### Work instructions:
Copy all of the records below verbatim.

───

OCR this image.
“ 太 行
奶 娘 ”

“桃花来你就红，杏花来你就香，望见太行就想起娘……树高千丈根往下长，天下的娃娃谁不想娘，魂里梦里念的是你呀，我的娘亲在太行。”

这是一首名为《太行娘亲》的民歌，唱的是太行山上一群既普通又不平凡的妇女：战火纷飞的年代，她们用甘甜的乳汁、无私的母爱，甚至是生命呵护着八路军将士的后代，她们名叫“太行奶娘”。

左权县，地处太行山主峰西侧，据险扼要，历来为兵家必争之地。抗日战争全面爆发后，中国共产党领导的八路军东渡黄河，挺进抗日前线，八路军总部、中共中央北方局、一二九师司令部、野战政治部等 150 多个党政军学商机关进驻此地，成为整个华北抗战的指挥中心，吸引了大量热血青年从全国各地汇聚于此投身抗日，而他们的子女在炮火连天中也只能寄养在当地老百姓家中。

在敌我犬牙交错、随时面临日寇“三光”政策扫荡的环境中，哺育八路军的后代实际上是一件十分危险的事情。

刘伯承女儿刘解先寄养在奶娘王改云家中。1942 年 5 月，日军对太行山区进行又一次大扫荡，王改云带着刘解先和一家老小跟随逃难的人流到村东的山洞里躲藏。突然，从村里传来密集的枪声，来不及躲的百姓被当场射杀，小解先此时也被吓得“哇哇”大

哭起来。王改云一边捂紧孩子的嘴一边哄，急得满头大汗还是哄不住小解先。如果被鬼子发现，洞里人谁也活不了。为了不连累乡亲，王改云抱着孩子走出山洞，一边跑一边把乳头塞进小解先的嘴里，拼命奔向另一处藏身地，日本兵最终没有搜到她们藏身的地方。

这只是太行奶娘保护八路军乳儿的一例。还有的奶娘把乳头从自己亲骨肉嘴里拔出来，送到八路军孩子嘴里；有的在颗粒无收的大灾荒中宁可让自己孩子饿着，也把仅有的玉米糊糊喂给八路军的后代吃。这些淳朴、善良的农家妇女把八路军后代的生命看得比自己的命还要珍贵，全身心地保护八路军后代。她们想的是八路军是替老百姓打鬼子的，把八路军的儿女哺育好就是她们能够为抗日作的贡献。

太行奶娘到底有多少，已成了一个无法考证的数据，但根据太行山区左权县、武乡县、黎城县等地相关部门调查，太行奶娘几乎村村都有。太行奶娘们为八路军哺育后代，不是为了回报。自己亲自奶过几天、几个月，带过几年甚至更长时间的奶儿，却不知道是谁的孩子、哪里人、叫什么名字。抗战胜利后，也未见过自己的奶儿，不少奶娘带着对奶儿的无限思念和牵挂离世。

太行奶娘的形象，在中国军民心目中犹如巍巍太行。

───

### Task response:
OCR this image.
“ 太 行
奶 娘 ”

“桃花来你就红，杏花来你就香，望见太行就想起娘……树高千丈根往下长，天下的娃娃谁不想娘，魂里梦里念的是你呀，我的娘亲在太行。”

这是一首名为《太行娘亲》的民歌，唱的是太行山上一群既普通又不平凡的妇女：战火纷飞的年代，她们用甘甜的乳汁、无私的母爱，甚至是生命呵护着八路军将士的后代，她们名叫“太行奶娘”。

左权县，地处太行山主峰西侧，据险扼要，历来为兵家必争之地。抗日战争全面爆发后，中国共产党领导的八路军东渡黄河，挺进抗日前线，八路军总部、中共中央北方局、一二九师司令部、野战政治部等 150 多个党政军学商机关进驻此地，成为整个华北抗战的指挥中心，吸引了大量热血青年从全国各地汇聚于此投身抗日，而他们的子女在炮火连天中也只能寄养在当地老百姓家中。

在敌我犬牙交错、随时面临日寇“三光”政策扫荡的环境中，哺育八路军的后代实际上是一件十分危险的事情。

刘伯承女儿刘解先寄养在奶娘王改云家中。1942 年 5 月，日军对太行山区进行又一次大扫荡，王改云带着刘解先和一家老小跟随逃难的人流到村东的山洞里躲藏。突然，从村里传来密集的枪声，来不及躲的百姓被当场射杀，小解先此时也被吓得“哇哇”大

哭起来。王改云一边捂紧孩子的嘴一边哄，急得满头大汗还是哄不住小解先。如果被鬼子发现，洞里人谁也活不了。为了不连累乡亲，王改云抱着孩子走出山洞，一边跑一边把乳头塞进小解先的嘴里，拼命奔向另一处藏身地，日本兵最终没有搜到她们藏身的地方。

这只是太行奶娘保护八路军乳儿的一例。还有的奶娘把乳头从自己亲骨肉嘴里拔出来，送到八路军孩子嘴里；有的在颗粒无收的大灾荒中宁可让自己孩子饿着，也把仅有的玉米糊糊喂给八路军的后代吃。这些淳朴、善良的农家妇女把八路军后代的生命看得比自己的命还要珍贵，全身心地保护八路军后代。她们想的是八路军是替老百姓打鬼子的，把八路军的儿女哺育好就是她们能够为抗日作的贡献。

太行奶娘到底有多少，已成了一个无法考证的数据，但根据太行山区左权县、武乡县、黎城县等地相关部门调查，太行奶娘几乎村村都有。太行奶娘们为八路军哺育后代，不是为了回报。自己亲自奶过几天、几个月，带过几年甚至更长时间的奶儿，却不知道是谁的孩子、哪里人、叫什么名字。抗战胜利后，也未见过自己的奶儿，不少奶娘带着对奶儿的无限思念和牵挂离世。

太行奶娘的形象，在中国军民心目中犹如巍巍太行。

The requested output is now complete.